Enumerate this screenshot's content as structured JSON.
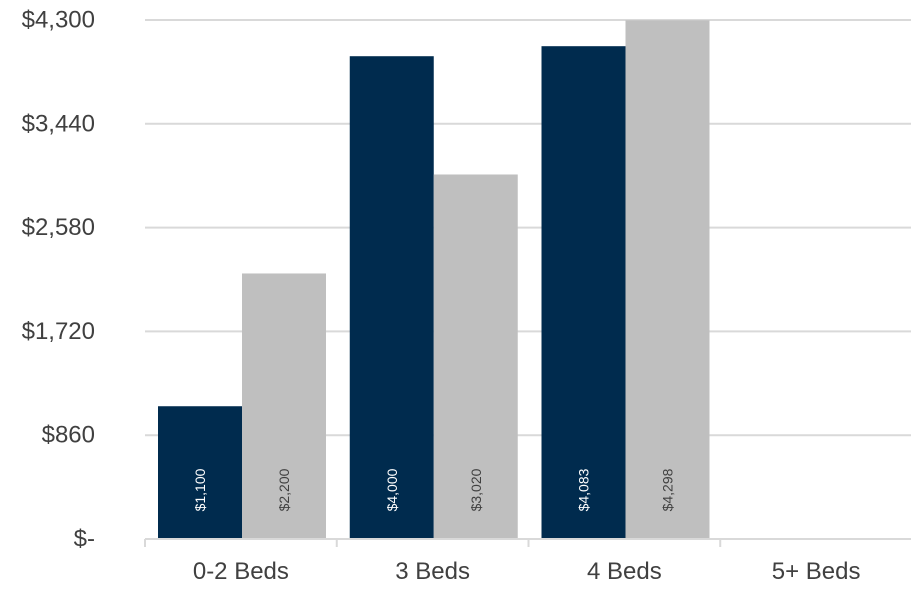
{
  "chart_data": {
    "type": "bar",
    "title": "",
    "xlabel": "",
    "ylabel": "",
    "categories": [
      "0-2 Beds",
      "3 Beds",
      "4 Beds",
      "5+ Beds"
    ],
    "series": [
      {
        "color": "#002b4e",
        "label_color": "#ffffff",
        "values": [
          1100,
          4000,
          4083,
          null
        ],
        "labels": [
          "$1,100",
          "$4,000",
          "$4,083",
          ""
        ]
      },
      {
        "color": "#bfbfbf",
        "label_color": "#404040",
        "values": [
          2200,
          3020,
          4298,
          null
        ],
        "labels": [
          "$2,200",
          "$3,020",
          "$4,298",
          ""
        ]
      }
    ],
    "ylim": [
      0,
      4300
    ],
    "yticks": [
      0,
      860,
      1720,
      2580,
      3440,
      4300
    ],
    "ytick_labels": [
      "$-",
      "$860",
      "$1,720",
      "$2,580",
      "$3,440",
      "$4,300"
    ],
    "grid": true,
    "legend": "none",
    "data_label_orientation": "vertical"
  }
}
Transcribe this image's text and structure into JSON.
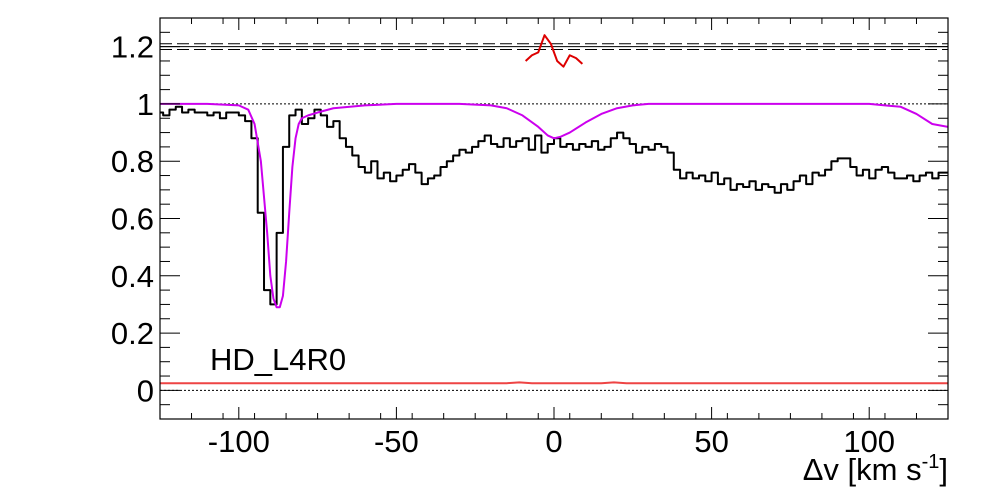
{
  "chart_data": {
    "type": "line",
    "title": "",
    "xlabel_main": "Δv [km s",
    "xlabel_sup": "-1",
    "xlabel_close": "]",
    "ylabel": "",
    "xlim": [
      -125,
      125
    ],
    "ylim": [
      -0.1,
      1.3
    ],
    "x_ticks": [
      -100,
      -50,
      0,
      50,
      100
    ],
    "x_tick_labels": [
      "-100",
      "-50",
      "0",
      "50",
      "100"
    ],
    "y_ticks": [
      0,
      0.2,
      0.4,
      0.6,
      0.8,
      1.0,
      1.2
    ],
    "y_tick_labels": [
      "0",
      "0.2",
      "0.4",
      "0.6",
      "0.8",
      "1",
      "1.2"
    ],
    "grid": false,
    "annotation": "HD_L4R0",
    "colors": {
      "spectrum": "#000000",
      "model": "#cc00ee",
      "error": "#ee4444",
      "residual": "#dd0000",
      "reference": "#000000"
    },
    "reference_lines": [
      {
        "name": "continuum",
        "y": 1.0,
        "style": "dotted"
      },
      {
        "name": "zero",
        "y": 0.0,
        "style": "dotted"
      },
      {
        "name": "residual-center",
        "y": 1.2,
        "style": "solid"
      },
      {
        "name": "residual-upper",
        "y": 1.21,
        "style": "dashed"
      },
      {
        "name": "residual-lower",
        "y": 1.19,
        "style": "dashed"
      }
    ],
    "series": [
      {
        "kind": "step",
        "color": "#000000",
        "x": [
          -125,
          -123,
          -121,
          -119,
          -117,
          -115,
          -113,
          -111,
          -109,
          -107,
          -105,
          -103,
          -101,
          -99,
          -97,
          -95,
          -93,
          -91,
          -89,
          -87,
          -85,
          -83,
          -81,
          -79,
          -77,
          -75,
          -73,
          -71,
          -69,
          -67,
          -65,
          -63,
          -61,
          -59,
          -57,
          -55,
          -53,
          -51,
          -49,
          -47,
          -45,
          -43,
          -41,
          -39,
          -37,
          -35,
          -33,
          -31,
          -29,
          -27,
          -25,
          -23,
          -21,
          -19,
          -17,
          -15,
          -13,
          -11,
          -9,
          -7,
          -5,
          -3,
          -1,
          1,
          3,
          5,
          7,
          9,
          11,
          13,
          15,
          17,
          19,
          21,
          23,
          25,
          27,
          29,
          31,
          33,
          35,
          37,
          39,
          41,
          43,
          45,
          47,
          49,
          51,
          53,
          55,
          57,
          59,
          61,
          63,
          65,
          67,
          69,
          71,
          73,
          75,
          77,
          79,
          81,
          83,
          85,
          87,
          89,
          91,
          93,
          95,
          97,
          99,
          101,
          103,
          105,
          107,
          109,
          111,
          113,
          115,
          117,
          119,
          121,
          123,
          125
        ],
        "y": [
          0.97,
          0.96,
          0.98,
          0.99,
          0.97,
          0.98,
          0.97,
          0.97,
          0.96,
          0.97,
          0.95,
          0.97,
          0.97,
          0.96,
          0.94,
          0.88,
          0.62,
          0.35,
          0.3,
          0.55,
          0.85,
          0.96,
          0.98,
          0.93,
          0.95,
          0.98,
          0.96,
          0.92,
          0.94,
          0.88,
          0.85,
          0.82,
          0.78,
          0.76,
          0.8,
          0.74,
          0.76,
          0.73,
          0.75,
          0.77,
          0.79,
          0.76,
          0.72,
          0.74,
          0.75,
          0.78,
          0.8,
          0.82,
          0.84,
          0.83,
          0.85,
          0.87,
          0.89,
          0.86,
          0.85,
          0.88,
          0.85,
          0.87,
          0.88,
          0.84,
          0.89,
          0.83,
          0.86,
          0.88,
          0.85,
          0.86,
          0.84,
          0.86,
          0.85,
          0.87,
          0.84,
          0.85,
          0.88,
          0.9,
          0.88,
          0.86,
          0.83,
          0.85,
          0.84,
          0.86,
          0.85,
          0.83,
          0.77,
          0.74,
          0.76,
          0.74,
          0.75,
          0.73,
          0.76,
          0.72,
          0.74,
          0.7,
          0.72,
          0.71,
          0.73,
          0.7,
          0.72,
          0.71,
          0.69,
          0.72,
          0.7,
          0.73,
          0.75,
          0.72,
          0.76,
          0.75,
          0.77,
          0.8,
          0.81,
          0.81,
          0.78,
          0.75,
          0.77,
          0.74,
          0.77,
          0.78,
          0.76,
          0.74,
          0.74,
          0.75,
          0.73,
          0.75,
          0.76,
          0.74,
          0.76,
          0.76
        ]
      },
      {
        "kind": "line",
        "color": "#cc00ee",
        "x": [
          -125,
          -110,
          -100,
          -97,
          -95,
          -93,
          -91,
          -90,
          -89,
          -88,
          -87,
          -86,
          -85,
          -84,
          -83,
          -82,
          -81,
          -80,
          -78,
          -75,
          -70,
          -60,
          -50,
          -40,
          -30,
          -20,
          -15,
          -10,
          -5,
          -2,
          0,
          2,
          5,
          10,
          15,
          20,
          25,
          30,
          40,
          60,
          80,
          100,
          110,
          115,
          120,
          125
        ],
        "y": [
          1.0,
          1.0,
          0.995,
          0.98,
          0.93,
          0.8,
          0.55,
          0.4,
          0.32,
          0.29,
          0.29,
          0.33,
          0.45,
          0.62,
          0.78,
          0.88,
          0.93,
          0.95,
          0.96,
          0.97,
          0.985,
          0.995,
          1.0,
          1.0,
          1.0,
          0.995,
          0.985,
          0.96,
          0.92,
          0.89,
          0.88,
          0.885,
          0.9,
          0.935,
          0.965,
          0.985,
          0.995,
          1.0,
          1.0,
          1.0,
          1.0,
          1.0,
          0.99,
          0.965,
          0.93,
          0.92
        ]
      },
      {
        "kind": "line",
        "color": "#ee4444",
        "x": [
          -125,
          -50,
          -15,
          -11,
          -7,
          0,
          15,
          19,
          23,
          27,
          60,
          125
        ],
        "y": [
          0.025,
          0.025,
          0.025,
          0.028,
          0.025,
          0.025,
          0.025,
          0.028,
          0.025,
          0.025,
          0.025,
          0.025
        ]
      },
      {
        "kind": "line",
        "color": "#dd0000",
        "x": [
          -9,
          -7,
          -5,
          -3,
          -1,
          1,
          3,
          5,
          7,
          9
        ],
        "y": [
          1.15,
          1.17,
          1.18,
          1.24,
          1.21,
          1.15,
          1.13,
          1.17,
          1.16,
          1.14
        ]
      }
    ]
  }
}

::::::::::

Your task is to transcribe all of the records precisely, with no images included.

> [Task output]
Enumerate this screenshot's content as structured JSON.
{
  "chart_data": {
    "type": "bar",
    "title": "",
    "xlabel": "",
    "ylabel": "",
    "categories": [
      "0-2 Beds",
      "3 Beds",
      "4 Beds",
      "5+ Beds"
    ],
    "series": [
      {
        "color": "#002b4e",
        "label_color": "#ffffff",
        "values": [
          1100,
          4000,
          4083,
          null
        ],
        "labels": [
          "$1,100",
          "$4,000",
          "$4,083",
          ""
        ]
      },
      {
        "color": "#bfbfbf",
        "label_color": "#404040",
        "values": [
          2200,
          3020,
          4298,
          null
        ],
        "labels": [
          "$2,200",
          "$3,020",
          "$4,298",
          ""
        ]
      }
    ],
    "ylim": [
      0,
      4300
    ],
    "yticks": [
      0,
      860,
      1720,
      2580,
      3440,
      4300
    ],
    "ytick_labels": [
      "$-",
      "$860",
      "$1,720",
      "$2,580",
      "$3,440",
      "$4,300"
    ],
    "grid": true,
    "legend": "none",
    "data_label_orientation": "vertical"
  }
}
Transcribe this image's text and structure into JSON.
{
  "chart_data": {
    "type": "line",
    "title": "",
    "xlabel_main": "Δv [km s",
    "xlabel_sup": "-1",
    "xlabel_close": "]",
    "ylabel": "",
    "xlim": [
      -125,
      125
    ],
    "ylim": [
      -0.1,
      1.3
    ],
    "x_ticks": [
      -100,
      -50,
      0,
      50,
      100
    ],
    "x_tick_labels": [
      "-100",
      "-50",
      "0",
      "50",
      "100"
    ],
    "y_ticks": [
      0,
      0.2,
      0.4,
      0.6,
      0.8,
      1.0,
      1.2
    ],
    "y_tick_labels": [
      "0",
      "0.2",
      "0.4",
      "0.6",
      "0.8",
      "1",
      "1.2"
    ],
    "grid": false,
    "annotation": "HD_L4R0",
    "colors": {
      "spectrum": "#000000",
      "model": "#cc00ee",
      "error": "#ee4444",
      "residual": "#dd0000",
      "reference": "#000000"
    },
    "reference_lines": [
      {
        "name": "continuum",
        "y": 1.0,
        "style": "dotted"
      },
      {
        "name": "zero",
        "y": 0.0,
        "style": "dotted"
      },
      {
        "name": "residual-center",
        "y": 1.2,
        "style": "solid"
      },
      {
        "name": "residual-upper",
        "y": 1.21,
        "style": "dashed"
      },
      {
        "name": "residual-lower",
        "y": 1.19,
        "style": "dashed"
      }
    ],
    "series": [
      {
        "kind": "step",
        "color": "#000000",
        "x": [
          -125,
          -123,
          -121,
          -119,
          -117,
          -115,
          -113,
          -111,
          -109,
          -107,
          -105,
          -103,
          -101,
          -99,
          -97,
          -95,
          -93,
          -91,
          -89,
          -87,
          -85,
          -83,
          -81,
          -79,
          -77,
          -75,
          -73,
          -71,
          -69,
          -67,
          -65,
          -63,
          -61,
          -59,
          -57,
          -55,
          -53,
          -51,
          -49,
          -47,
          -45,
          -43,
          -41,
          -39,
          -37,
          -35,
          -33,
          -31,
          -29,
          -27,
          -25,
          -23,
          -21,
          -19,
          -17,
          -15,
          -13,
          -11,
          -9,
          -7,
          -5,
          -3,
          -1,
          1,
          3,
          5,
          7,
          9,
          11,
          13,
          15,
          17,
          19,
          21,
          23,
          25,
          27,
          29,
          31,
          33,
          35,
          37,
          39,
          41,
          43,
          45,
          47,
          49,
          51,
          53,
          55,
          57,
          59,
          61,
          63,
          65,
          67,
          69,
          71,
          73,
          75,
          77,
          79,
          81,
          83,
          85,
          87,
          89,
          91,
          93,
          95,
          97,
          99,
          101,
          103,
          105,
          107,
          109,
          111,
          113,
          115,
          117,
          119,
          121,
          123,
          125
        ],
        "y": [
          0.97,
          0.96,
          0.98,
          0.99,
          0.97,
          0.98,
          0.97,
          0.97,
          0.96,
          0.97,
          0.95,
          0.97,
          0.97,
          0.96,
          0.94,
          0.88,
          0.62,
          0.35,
          0.3,
          0.55,
          0.85,
          0.96,
          0.98,
          0.93,
          0.95,
          0.98,
          0.96,
          0.92,
          0.94,
          0.88,
          0.85,
          0.82,
          0.78,
          0.76,
          0.8,
          0.74,
          0.76,
          0.73,
          0.75,
          0.77,
          0.79,
          0.76,
          0.72,
          0.74,
          0.75,
          0.78,
          0.8,
          0.82,
          0.84,
          0.83,
          0.85,
          0.87,
          0.89,
          0.86,
          0.85,
          0.88,
          0.85,
          0.87,
          0.88,
          0.84,
          0.89,
          0.83,
          0.86,
          0.88,
          0.85,
          0.86,
          0.84,
          0.86,
          0.85,
          0.87,
          0.84,
          0.85,
          0.88,
          0.9,
          0.88,
          0.86,
          0.83,
          0.85,
          0.84,
          0.86,
          0.85,
          0.83,
          0.77,
          0.74,
          0.76,
          0.74,
          0.75,
          0.73,
          0.76,
          0.72,
          0.74,
          0.7,
          0.72,
          0.71,
          0.73,
          0.7,
          0.72,
          0.71,
          0.69,
          0.72,
          0.7,
          0.73,
          0.75,
          0.72,
          0.76,
          0.75,
          0.77,
          0.8,
          0.81,
          0.81,
          0.78,
          0.75,
          0.77,
          0.74,
          0.77,
          0.78,
          0.76,
          0.74,
          0.74,
          0.75,
          0.73,
          0.75,
          0.76,
          0.74,
          0.76,
          0.76
        ]
      },
      {
        "kind": "line",
        "color": "#cc00ee",
        "x": [
          -125,
          -110,
          -100,
          -97,
          -95,
          -93,
          -91,
          -90,
          -89,
          -88,
          -87,
          -86,
          -85,
          -84,
          -83,
          -82,
          -81,
          -80,
          -78,
          -75,
          -70,
          -60,
          -50,
          -40,
          -30,
          -20,
          -15,
          -10,
          -5,
          -2,
          0,
          2,
          5,
          10,
          15,
          20,
          25,
          30,
          40,
          60,
          80,
          100,
          110,
          115,
          120,
          125
        ],
        "y": [
          1.0,
          1.0,
          0.995,
          0.98,
          0.93,
          0.8,
          0.55,
          0.4,
          0.32,
          0.29,
          0.29,
          0.33,
          0.45,
          0.62,
          0.78,
          0.88,
          0.93,
          0.95,
          0.96,
          0.97,
          0.985,
          0.995,
          1.0,
          1.0,
          1.0,
          0.995,
          0.985,
          0.96,
          0.92,
          0.89,
          0.88,
          0.885,
          0.9,
          0.935,
          0.965,
          0.985,
          0.995,
          1.0,
          1.0,
          1.0,
          1.0,
          1.0,
          0.99,
          0.965,
          0.93,
          0.92
        ]
      },
      {
        "kind": "line",
        "color": "#ee4444",
        "x": [
          -125,
          -50,
          -15,
          -11,
          -7,
          0,
          15,
          19,
          23,
          27,
          60,
          125
        ],
        "y": [
          0.025,
          0.025,
          0.025,
          0.028,
          0.025,
          0.025,
          0.025,
          0.028,
          0.025,
          0.025,
          0.025,
          0.025
        ]
      },
      {
        "kind": "line",
        "color": "#dd0000",
        "x": [
          -9,
          -7,
          -5,
          -3,
          -1,
          1,
          3,
          5,
          7,
          9
        ],
        "y": [
          1.15,
          1.17,
          1.18,
          1.24,
          1.21,
          1.15,
          1.13,
          1.17,
          1.16,
          1.14
        ]
      }
    ]
  }
}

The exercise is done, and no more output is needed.